Copy out each line of the material in which the word "upang" appears.

start Supplied information

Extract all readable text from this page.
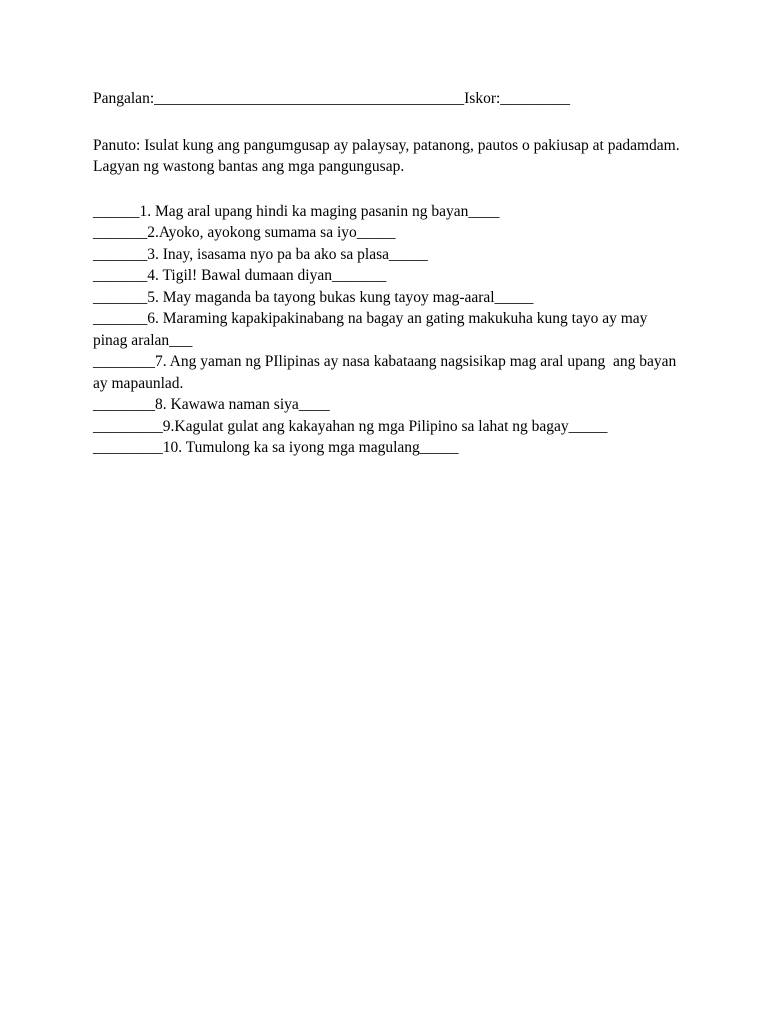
Pangalan:________________________________________Iskor:_________

Panuto: Isulat kung ang pangumgusap ay palaysay, patanong, pautos o pakiusap at padamdam. Lagyan ng wastong bantas ang mga pangungusap.

______1. Mag aral upang hindi ka maging pasanin ng bayan____

_______2.Ayoko, ayokong sumama sa iyo_____

_______3. Inay, isasama nyo pa ba ako sa plasa_____

_______4. Tigil! Bawal dumaan diyan_______

_______5. May maganda ba tayong bukas kung tayoy mag-aaral_____

_______6. Maraming kapakipakinabang na bagay an gating makukuha kung tayo ay may pinag aralan___

________7. Ang yaman ng PIlipinas ay nasa kabataang nagsisikap mag aral upang  ang bayan ay mapaunlad.

________8. Kawawa naman siya____

_________9.Kagulat gulat ang kakayahan ng mga Pilipino sa lahat ng bagay_____

_________10. Tumulong ka sa iyong mga magulang_____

end Supplied information

Full response.
______1. Mag aral upang hindi ka maging pasanin ng bayan____
________7. Ang yaman ng PIlipinas ay nasa kabataang nagsisikap mag aral upang  ang bayan ay mapaunlad.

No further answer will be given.